## THE PROBLEM
Quote word for word the lines starting at the line with "Convert this screenshot" and ending at the final line of the entries. Leave out any pictures.

----

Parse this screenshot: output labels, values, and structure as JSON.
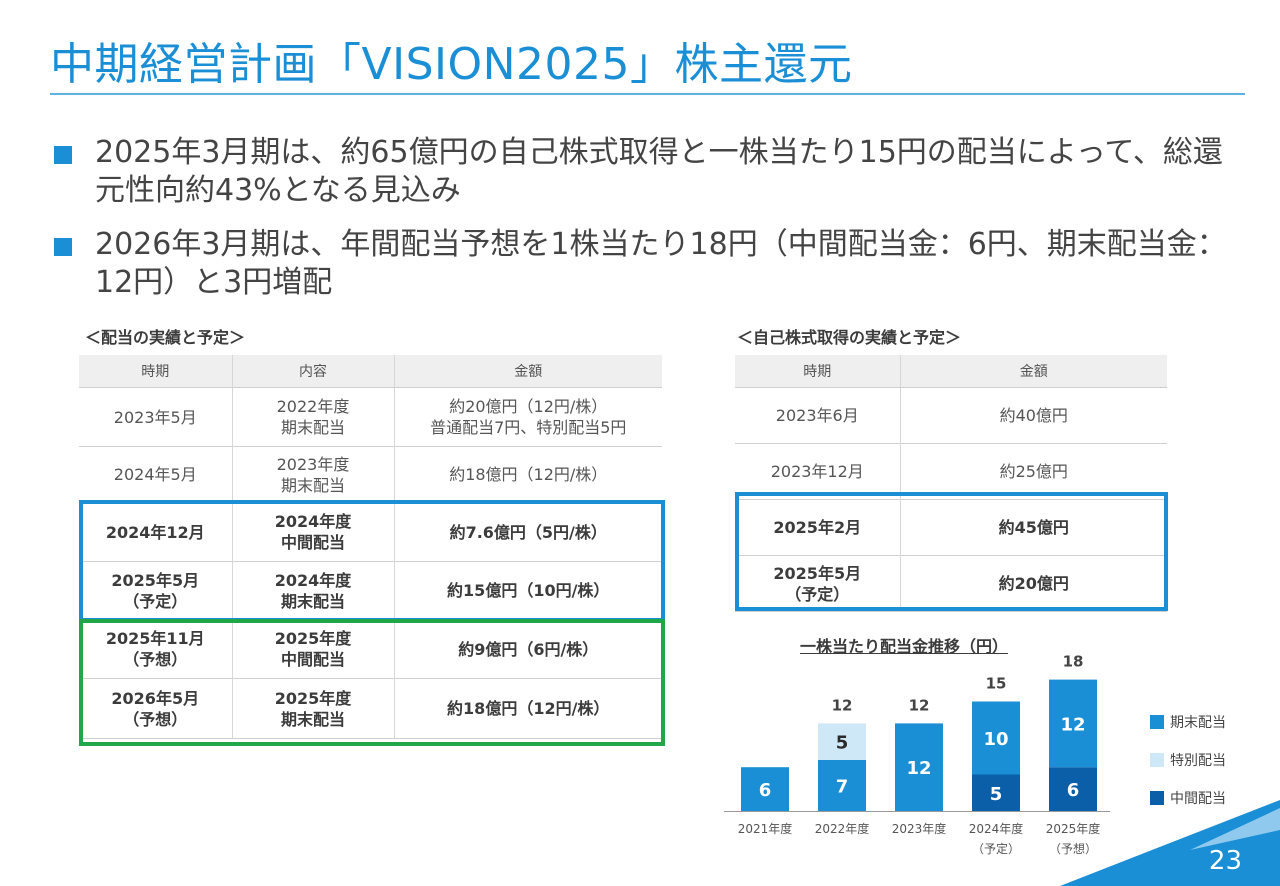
{
  "header": {
    "title": "中期経営計画「VISION2025」株主還元"
  },
  "bullets": [
    "2025年3月期は、約65億円の自己株式取得と一株当たり15円の配当によって、総還元性向約43%となる見込み",
    "2026年3月期は、年間配当予想を1株当たり18円（中間配当金：6円、期末配当金：12円）と3円増配"
  ],
  "dividend_table": {
    "title": "＜配当の実績と予定＞",
    "headers": [
      "時期",
      "内容",
      "金額"
    ],
    "rows": [
      {
        "period": "2023年5月",
        "content": [
          "2022年度",
          "期末配当"
        ],
        "amount": [
          "約20億円（12円/株）",
          "普通配当7円、特別配当5円"
        ]
      },
      {
        "period": "2024年5月",
        "content": [
          "2023年度",
          "期末配当"
        ],
        "amount": [
          "約18億円（12円/株）"
        ]
      },
      {
        "period": "2024年12月",
        "content": [
          "2024年度",
          "中間配当"
        ],
        "amount": [
          "約7.6億円（5円/株）"
        ]
      },
      {
        "period": "2025年5月\n（予定）",
        "content": [
          "2024年度",
          "期末配当"
        ],
        "amount": [
          "約15億円（10円/株）"
        ]
      },
      {
        "period": "2025年11月\n（予想）",
        "content": [
          "2025年度",
          "中間配当"
        ],
        "amount": [
          "約9億円（6円/株）"
        ]
      },
      {
        "period": "2026年5月\n（予想）",
        "content": [
          "2025年度",
          "期末配当"
        ],
        "amount": [
          "約18億円（12円/株）"
        ]
      }
    ]
  },
  "buyback_table": {
    "title": "＜自己株式取得の実績と予定＞",
    "headers": [
      "時期",
      "金額"
    ],
    "rows": [
      {
        "period": "2023年6月",
        "amount": "約40億円"
      },
      {
        "period": "2023年12月",
        "amount": "約25億円"
      },
      {
        "period": "2025年2月",
        "amount": "約45億円"
      },
      {
        "period": "2025年5月\n（予定）",
        "amount": "約20億円"
      }
    ]
  },
  "chart_data": {
    "type": "bar",
    "title": "一株当たり配当金推移（円）",
    "categories": [
      "2021年度",
      "2022年度",
      "2023年度",
      "2024年度\n（予定）",
      "2025年度\n（予想）"
    ],
    "series": [
      {
        "name": "中間配当",
        "values": [
          0,
          0,
          0,
          5,
          6
        ],
        "color": "#0a5fa8"
      },
      {
        "name": "期末配当",
        "values": [
          6,
          7,
          12,
          10,
          12
        ],
        "color": "#1a8fd6"
      },
      {
        "name": "特別配当",
        "values": [
          0,
          5,
          0,
          0,
          0
        ],
        "color": "#cfe8f8"
      }
    ],
    "totals": [
      6,
      12,
      12,
      15,
      18
    ],
    "legend": [
      "期末配当",
      "特別配当",
      "中間配当"
    ],
    "legend_position": "right",
    "stacked": true
  },
  "colors": {
    "accent": "#1a8fd6",
    "green": "#22a64a",
    "dark": "#0a5fa8",
    "light": "#cfe8f8"
  },
  "page_number": "23"
}
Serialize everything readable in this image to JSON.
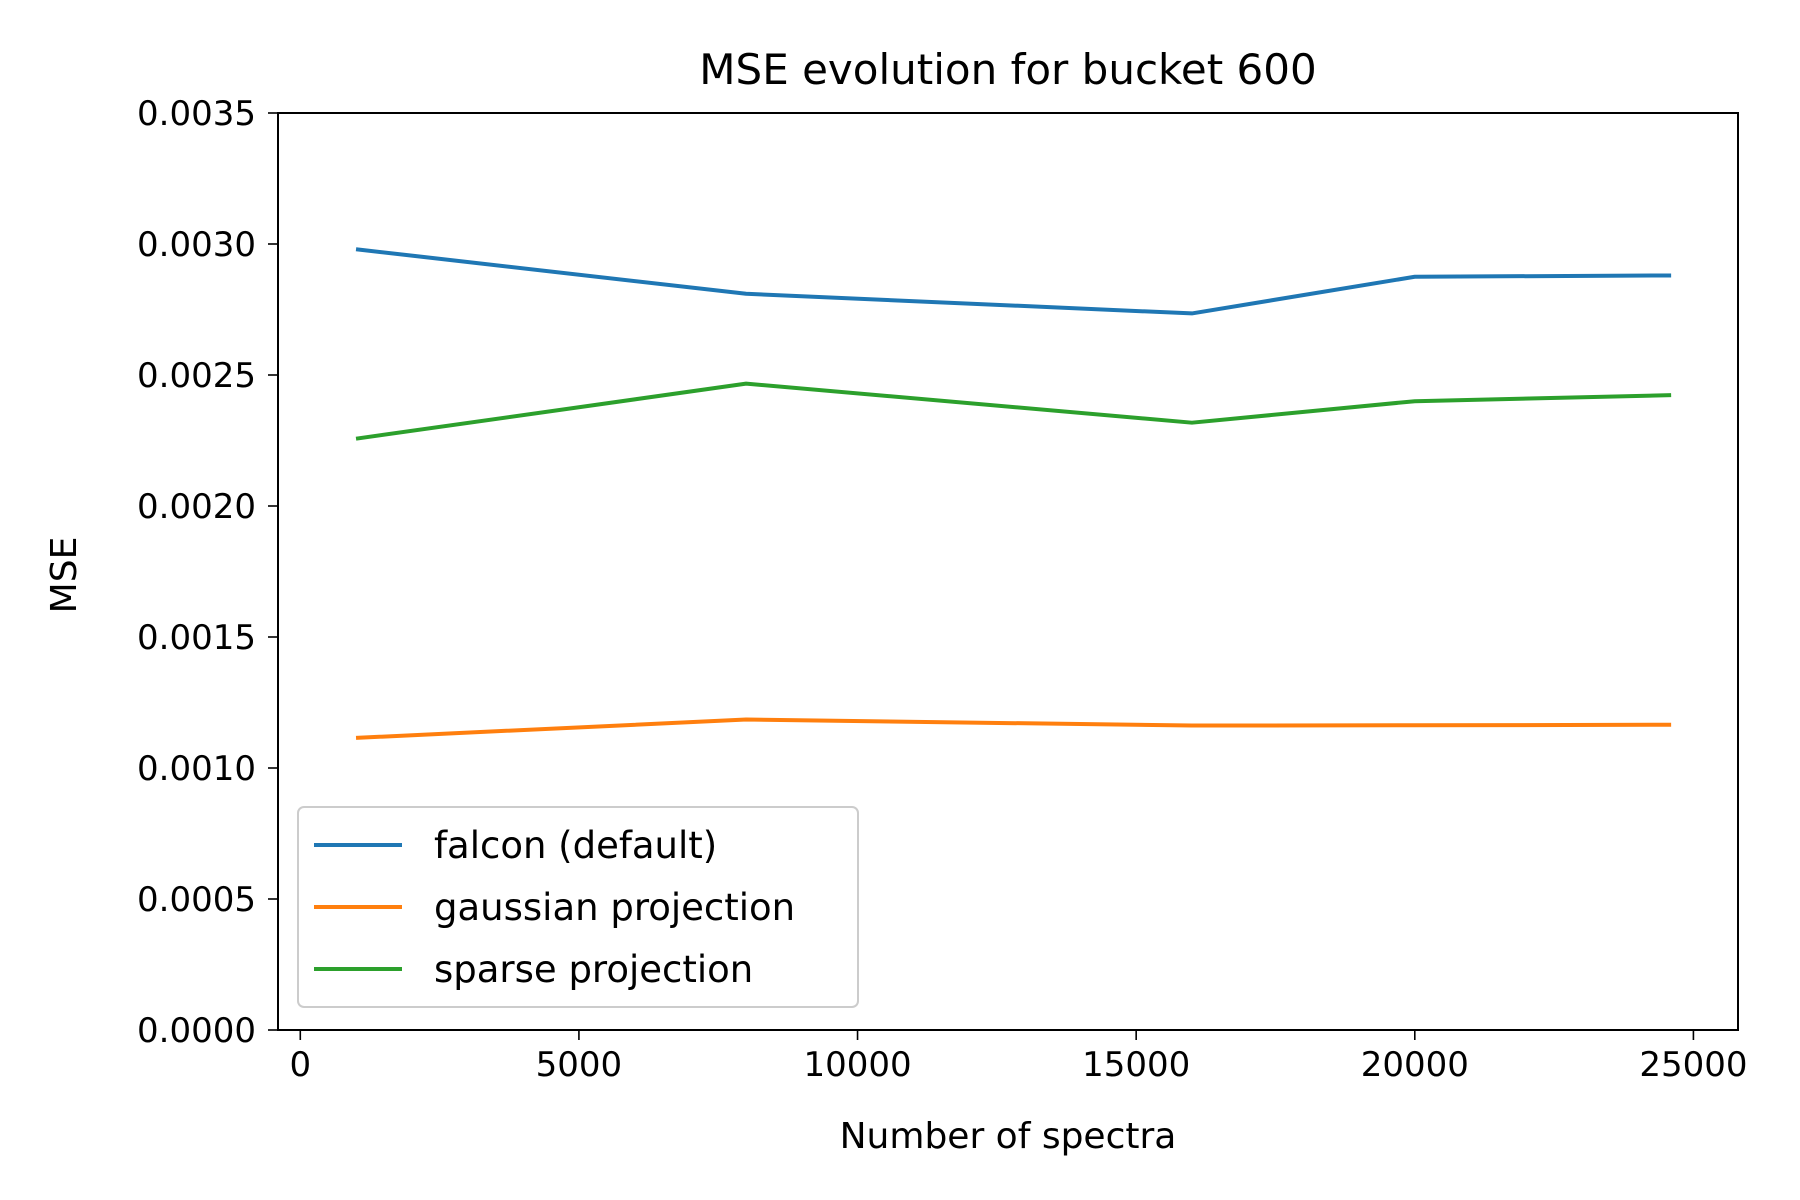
{
  "chart_data": {
    "type": "line",
    "title": "MSE evolution for bucket 600",
    "xlabel": "Number of spectra",
    "ylabel": "MSE",
    "x": [
      1000,
      8000,
      16000,
      20000,
      24600
    ],
    "xlim": [
      -400,
      25800
    ],
    "ylim": [
      0,
      0.0035
    ],
    "xticks": [
      0,
      5000,
      10000,
      15000,
      20000,
      25000
    ],
    "xtick_labels": [
      "0",
      "5000",
      "10000",
      "15000",
      "20000",
      "25000"
    ],
    "yticks": [
      0,
      0.0005,
      0.001,
      0.0015,
      0.002,
      0.0025,
      0.003,
      0.0035
    ],
    "ytick_labels": [
      "0.0000",
      "0.0005",
      "0.0010",
      "0.0015",
      "0.0020",
      "0.0025",
      "0.0030",
      "0.0035"
    ],
    "grid": false,
    "legend_position": "lower-left",
    "series": [
      {
        "name": "falcon (default)",
        "color": "#1f77b4",
        "values": [
          0.00298,
          0.00281,
          0.002735,
          0.002875,
          0.00288
        ]
      },
      {
        "name": "gaussian projection",
        "color": "#ff7f0e",
        "values": [
          0.001115,
          0.001185,
          0.001162,
          0.001163,
          0.001165
        ]
      },
      {
        "name": "sparse projection",
        "color": "#2ca02c",
        "values": [
          0.002257,
          0.002467,
          0.002318,
          0.0024,
          0.002423
        ]
      }
    ]
  }
}
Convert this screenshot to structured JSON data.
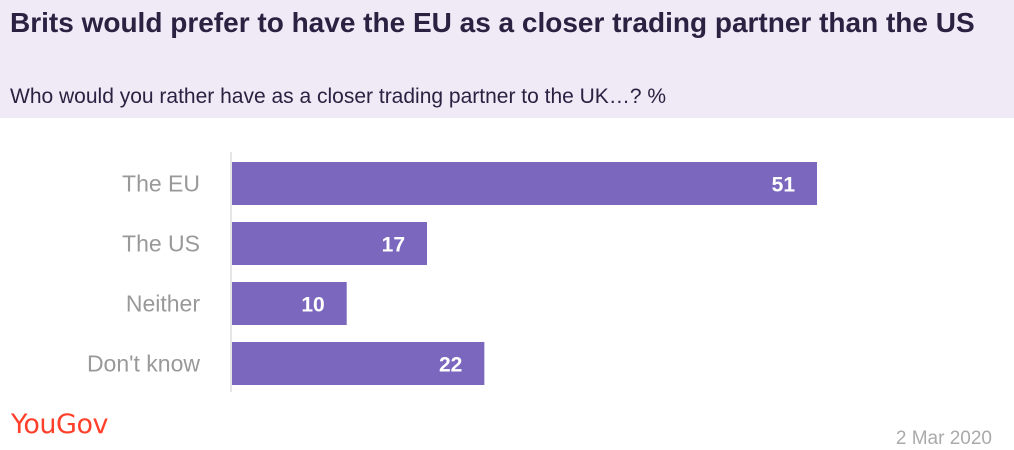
{
  "brand": {
    "name": "YouGov",
    "color": "#ff412c"
  },
  "date": "2 Mar 2020",
  "chart_data": {
    "type": "bar",
    "orientation": "horizontal",
    "title": "Brits would prefer to have the EU as a closer trading partner than the US",
    "subtitle": "Who would you rather have as a closer trading partner to the UK…? %",
    "categories": [
      "The EU",
      "The US",
      "Neither",
      "Don't know"
    ],
    "values": [
      51,
      17,
      10,
      22
    ],
    "xlim": [
      0,
      68
    ],
    "bar_color": "#7b68be",
    "grid": false,
    "legend": "none"
  }
}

----

## RESULT FOR THIS TASK
Convert this screenshot to structured JSON data.
{
  "brand": {
    "name": "YouGov",
    "color": "#ff412c"
  },
  "date": "2 Mar 2020",
  "chart_data": {
    "type": "bar",
    "orientation": "horizontal",
    "title": "Brits would prefer to have the EU as a closer trading partner than the US",
    "subtitle": "Who would you rather have as a closer trading partner to the UK…? %",
    "categories": [
      "The EU",
      "The US",
      "Neither",
      "Don't know"
    ],
    "values": [
      51,
      17,
      10,
      22
    ],
    "xlim": [
      0,
      68
    ],
    "bar_color": "#7b68be",
    "grid": false,
    "legend": "none"
  }
}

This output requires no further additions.